Show all lines holding the string "this".

*-*-*

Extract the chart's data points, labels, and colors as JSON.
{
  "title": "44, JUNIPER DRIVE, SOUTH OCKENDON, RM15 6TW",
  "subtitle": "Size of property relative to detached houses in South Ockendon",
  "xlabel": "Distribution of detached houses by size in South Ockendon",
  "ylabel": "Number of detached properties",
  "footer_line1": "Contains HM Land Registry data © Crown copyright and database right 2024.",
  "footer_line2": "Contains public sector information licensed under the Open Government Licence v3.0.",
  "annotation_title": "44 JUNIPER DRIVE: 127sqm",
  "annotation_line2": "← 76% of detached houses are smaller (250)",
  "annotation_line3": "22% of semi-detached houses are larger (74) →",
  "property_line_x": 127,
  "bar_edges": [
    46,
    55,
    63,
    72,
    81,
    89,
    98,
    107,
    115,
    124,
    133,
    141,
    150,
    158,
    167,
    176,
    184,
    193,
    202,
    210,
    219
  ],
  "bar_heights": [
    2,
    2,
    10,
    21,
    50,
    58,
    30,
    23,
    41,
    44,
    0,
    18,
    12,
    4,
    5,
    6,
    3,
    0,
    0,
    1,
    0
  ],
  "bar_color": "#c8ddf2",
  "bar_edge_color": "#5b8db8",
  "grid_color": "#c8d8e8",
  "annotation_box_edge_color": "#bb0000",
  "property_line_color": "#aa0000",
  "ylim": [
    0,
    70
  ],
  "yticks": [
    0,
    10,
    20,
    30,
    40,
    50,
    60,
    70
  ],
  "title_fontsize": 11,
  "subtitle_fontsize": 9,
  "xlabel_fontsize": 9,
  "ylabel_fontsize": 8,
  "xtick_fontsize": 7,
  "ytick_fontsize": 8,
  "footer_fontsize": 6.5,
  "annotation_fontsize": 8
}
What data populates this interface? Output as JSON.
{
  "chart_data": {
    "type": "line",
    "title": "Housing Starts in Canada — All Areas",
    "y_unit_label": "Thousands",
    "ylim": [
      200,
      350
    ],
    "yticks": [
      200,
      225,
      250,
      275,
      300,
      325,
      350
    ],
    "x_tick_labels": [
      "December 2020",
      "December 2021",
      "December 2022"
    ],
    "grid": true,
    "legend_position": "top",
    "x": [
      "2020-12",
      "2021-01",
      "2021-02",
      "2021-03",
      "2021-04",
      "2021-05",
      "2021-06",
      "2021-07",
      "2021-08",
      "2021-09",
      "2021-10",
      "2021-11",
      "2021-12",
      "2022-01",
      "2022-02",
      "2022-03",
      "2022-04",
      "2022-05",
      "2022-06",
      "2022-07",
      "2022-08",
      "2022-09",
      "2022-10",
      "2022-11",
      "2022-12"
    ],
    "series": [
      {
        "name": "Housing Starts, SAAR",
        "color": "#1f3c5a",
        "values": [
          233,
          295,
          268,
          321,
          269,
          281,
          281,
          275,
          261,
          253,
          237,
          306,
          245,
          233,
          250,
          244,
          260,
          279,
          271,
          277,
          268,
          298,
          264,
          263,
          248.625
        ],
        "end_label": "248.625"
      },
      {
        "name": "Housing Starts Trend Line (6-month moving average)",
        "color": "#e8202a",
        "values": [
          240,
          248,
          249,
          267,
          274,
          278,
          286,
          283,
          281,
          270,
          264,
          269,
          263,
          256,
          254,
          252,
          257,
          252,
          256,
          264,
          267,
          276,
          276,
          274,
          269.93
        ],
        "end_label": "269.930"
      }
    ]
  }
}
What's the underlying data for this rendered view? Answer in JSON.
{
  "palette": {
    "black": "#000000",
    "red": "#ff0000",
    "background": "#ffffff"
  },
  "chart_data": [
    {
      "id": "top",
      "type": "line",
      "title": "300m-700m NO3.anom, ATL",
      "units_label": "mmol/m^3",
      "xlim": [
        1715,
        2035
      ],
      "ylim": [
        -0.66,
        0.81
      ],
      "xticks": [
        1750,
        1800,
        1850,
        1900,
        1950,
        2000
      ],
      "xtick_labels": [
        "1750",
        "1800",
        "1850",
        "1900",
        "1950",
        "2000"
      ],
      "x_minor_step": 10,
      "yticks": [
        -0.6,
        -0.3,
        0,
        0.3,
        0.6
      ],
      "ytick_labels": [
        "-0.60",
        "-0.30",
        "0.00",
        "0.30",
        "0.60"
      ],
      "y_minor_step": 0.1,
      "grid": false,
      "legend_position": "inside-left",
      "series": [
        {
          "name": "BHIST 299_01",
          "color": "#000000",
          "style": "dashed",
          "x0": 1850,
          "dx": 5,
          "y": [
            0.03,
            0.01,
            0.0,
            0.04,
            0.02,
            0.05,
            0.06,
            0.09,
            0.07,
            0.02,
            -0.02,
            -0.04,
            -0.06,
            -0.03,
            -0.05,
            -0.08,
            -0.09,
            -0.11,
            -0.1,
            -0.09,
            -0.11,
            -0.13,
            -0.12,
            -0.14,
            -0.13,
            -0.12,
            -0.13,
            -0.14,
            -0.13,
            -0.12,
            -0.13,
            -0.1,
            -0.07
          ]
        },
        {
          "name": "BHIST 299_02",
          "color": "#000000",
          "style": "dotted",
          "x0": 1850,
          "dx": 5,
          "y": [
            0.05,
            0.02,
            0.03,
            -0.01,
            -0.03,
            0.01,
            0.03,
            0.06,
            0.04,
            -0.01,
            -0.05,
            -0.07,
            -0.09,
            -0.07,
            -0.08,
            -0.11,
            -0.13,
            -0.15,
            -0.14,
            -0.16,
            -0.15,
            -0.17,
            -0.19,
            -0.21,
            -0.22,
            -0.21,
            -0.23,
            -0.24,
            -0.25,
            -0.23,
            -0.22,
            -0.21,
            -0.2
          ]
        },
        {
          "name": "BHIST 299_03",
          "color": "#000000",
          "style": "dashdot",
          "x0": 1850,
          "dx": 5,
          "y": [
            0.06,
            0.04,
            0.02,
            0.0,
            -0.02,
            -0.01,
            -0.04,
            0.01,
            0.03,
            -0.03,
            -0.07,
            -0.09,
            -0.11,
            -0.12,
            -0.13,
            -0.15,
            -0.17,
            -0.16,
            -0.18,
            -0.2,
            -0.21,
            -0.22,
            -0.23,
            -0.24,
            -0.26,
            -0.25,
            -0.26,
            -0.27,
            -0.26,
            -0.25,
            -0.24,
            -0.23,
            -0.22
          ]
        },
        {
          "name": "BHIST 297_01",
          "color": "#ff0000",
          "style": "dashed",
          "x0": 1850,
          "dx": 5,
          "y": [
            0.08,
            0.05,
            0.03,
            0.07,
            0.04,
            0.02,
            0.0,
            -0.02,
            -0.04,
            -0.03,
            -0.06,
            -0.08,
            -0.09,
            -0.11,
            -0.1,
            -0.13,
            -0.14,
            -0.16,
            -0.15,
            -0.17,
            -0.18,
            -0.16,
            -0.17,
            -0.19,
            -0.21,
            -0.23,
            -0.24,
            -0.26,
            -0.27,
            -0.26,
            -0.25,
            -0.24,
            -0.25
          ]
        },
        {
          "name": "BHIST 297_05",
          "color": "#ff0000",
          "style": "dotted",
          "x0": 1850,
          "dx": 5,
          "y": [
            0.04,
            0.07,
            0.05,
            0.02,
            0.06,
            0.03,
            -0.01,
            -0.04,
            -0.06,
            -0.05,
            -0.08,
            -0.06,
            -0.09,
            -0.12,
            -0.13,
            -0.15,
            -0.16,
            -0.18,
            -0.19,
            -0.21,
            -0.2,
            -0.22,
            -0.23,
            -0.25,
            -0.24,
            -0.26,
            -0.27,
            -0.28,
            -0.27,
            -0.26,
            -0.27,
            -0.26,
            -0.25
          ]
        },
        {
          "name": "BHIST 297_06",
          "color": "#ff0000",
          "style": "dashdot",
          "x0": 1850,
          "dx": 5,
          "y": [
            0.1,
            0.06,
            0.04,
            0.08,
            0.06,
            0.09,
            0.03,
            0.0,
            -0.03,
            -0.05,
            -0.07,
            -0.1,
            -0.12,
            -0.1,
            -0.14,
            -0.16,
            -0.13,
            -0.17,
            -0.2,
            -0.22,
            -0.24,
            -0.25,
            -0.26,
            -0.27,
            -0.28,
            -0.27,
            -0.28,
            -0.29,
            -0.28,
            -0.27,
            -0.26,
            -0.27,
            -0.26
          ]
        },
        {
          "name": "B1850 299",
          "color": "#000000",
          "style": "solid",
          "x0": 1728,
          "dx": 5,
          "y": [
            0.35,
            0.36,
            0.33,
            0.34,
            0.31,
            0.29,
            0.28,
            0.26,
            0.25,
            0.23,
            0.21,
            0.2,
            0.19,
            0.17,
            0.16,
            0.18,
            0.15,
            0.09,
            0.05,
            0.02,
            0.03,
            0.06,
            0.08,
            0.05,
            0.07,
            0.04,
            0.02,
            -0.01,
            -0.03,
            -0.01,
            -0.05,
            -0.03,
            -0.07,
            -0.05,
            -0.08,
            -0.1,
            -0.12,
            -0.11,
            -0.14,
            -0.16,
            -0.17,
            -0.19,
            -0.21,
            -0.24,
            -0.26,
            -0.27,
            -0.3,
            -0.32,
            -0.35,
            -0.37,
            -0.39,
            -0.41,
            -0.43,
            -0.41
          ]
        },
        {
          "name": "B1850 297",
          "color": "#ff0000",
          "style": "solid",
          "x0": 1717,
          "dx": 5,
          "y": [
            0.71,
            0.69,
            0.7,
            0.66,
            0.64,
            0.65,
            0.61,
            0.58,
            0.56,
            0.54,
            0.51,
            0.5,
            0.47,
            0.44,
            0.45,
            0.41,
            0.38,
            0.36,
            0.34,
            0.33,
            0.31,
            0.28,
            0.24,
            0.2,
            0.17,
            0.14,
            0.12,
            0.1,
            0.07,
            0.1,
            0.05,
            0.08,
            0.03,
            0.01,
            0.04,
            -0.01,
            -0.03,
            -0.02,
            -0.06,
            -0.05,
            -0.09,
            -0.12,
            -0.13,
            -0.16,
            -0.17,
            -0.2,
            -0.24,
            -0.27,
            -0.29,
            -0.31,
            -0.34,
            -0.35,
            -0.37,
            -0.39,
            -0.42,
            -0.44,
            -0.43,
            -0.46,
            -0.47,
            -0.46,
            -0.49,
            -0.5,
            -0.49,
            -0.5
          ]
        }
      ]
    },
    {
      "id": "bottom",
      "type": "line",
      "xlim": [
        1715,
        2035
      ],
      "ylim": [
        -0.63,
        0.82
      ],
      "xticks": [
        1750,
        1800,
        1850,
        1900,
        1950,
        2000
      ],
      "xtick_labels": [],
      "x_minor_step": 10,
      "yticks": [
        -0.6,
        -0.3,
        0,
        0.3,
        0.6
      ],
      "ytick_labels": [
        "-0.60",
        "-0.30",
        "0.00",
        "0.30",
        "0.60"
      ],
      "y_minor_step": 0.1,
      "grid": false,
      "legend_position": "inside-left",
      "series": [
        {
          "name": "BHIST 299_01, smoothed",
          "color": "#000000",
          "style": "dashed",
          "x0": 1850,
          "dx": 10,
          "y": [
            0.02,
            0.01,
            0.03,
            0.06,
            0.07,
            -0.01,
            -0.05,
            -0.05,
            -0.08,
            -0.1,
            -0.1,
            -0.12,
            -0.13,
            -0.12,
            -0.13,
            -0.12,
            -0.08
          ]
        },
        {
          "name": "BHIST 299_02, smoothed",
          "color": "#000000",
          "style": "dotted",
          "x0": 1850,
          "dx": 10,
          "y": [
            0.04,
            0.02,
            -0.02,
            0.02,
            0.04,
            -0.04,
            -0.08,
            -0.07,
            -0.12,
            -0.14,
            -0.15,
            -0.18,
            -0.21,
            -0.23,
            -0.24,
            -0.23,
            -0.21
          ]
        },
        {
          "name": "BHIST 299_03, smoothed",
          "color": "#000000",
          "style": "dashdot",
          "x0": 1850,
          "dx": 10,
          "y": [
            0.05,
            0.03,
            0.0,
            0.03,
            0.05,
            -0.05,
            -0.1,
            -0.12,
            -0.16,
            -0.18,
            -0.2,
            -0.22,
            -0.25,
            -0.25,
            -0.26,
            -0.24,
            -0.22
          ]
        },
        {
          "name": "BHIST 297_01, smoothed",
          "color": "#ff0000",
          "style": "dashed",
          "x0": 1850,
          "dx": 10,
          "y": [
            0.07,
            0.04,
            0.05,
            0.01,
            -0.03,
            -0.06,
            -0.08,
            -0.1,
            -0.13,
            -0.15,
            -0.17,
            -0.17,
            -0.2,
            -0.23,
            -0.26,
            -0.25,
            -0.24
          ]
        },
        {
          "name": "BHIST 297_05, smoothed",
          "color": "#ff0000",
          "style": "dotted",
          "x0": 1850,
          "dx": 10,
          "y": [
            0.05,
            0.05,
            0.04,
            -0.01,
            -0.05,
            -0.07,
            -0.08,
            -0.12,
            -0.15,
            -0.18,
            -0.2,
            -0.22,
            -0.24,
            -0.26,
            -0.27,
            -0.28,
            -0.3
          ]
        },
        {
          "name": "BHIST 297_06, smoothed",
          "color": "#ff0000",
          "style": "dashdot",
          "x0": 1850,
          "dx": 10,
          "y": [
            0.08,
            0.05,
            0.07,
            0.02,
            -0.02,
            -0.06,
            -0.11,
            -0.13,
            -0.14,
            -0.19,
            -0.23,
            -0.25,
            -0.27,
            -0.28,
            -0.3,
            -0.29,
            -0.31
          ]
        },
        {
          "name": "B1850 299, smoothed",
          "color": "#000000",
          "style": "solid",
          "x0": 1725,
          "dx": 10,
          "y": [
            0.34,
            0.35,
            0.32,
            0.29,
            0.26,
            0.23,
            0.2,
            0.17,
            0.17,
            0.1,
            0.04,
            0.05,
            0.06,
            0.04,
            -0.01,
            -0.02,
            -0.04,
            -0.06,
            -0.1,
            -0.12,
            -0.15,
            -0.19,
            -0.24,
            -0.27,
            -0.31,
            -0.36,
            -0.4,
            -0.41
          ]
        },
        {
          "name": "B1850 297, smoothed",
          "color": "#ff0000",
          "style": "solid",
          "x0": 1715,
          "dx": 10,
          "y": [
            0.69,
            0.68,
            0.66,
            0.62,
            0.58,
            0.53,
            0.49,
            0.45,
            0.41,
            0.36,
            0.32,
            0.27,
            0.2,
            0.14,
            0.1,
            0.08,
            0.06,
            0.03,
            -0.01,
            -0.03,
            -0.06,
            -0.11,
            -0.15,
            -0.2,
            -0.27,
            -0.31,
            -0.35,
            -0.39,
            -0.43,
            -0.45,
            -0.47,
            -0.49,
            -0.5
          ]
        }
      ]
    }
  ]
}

*-*-*

Problem solution:
What data populates this interface? Output as JSON.
What's the underlying data for this rendered view? Answer in JSON.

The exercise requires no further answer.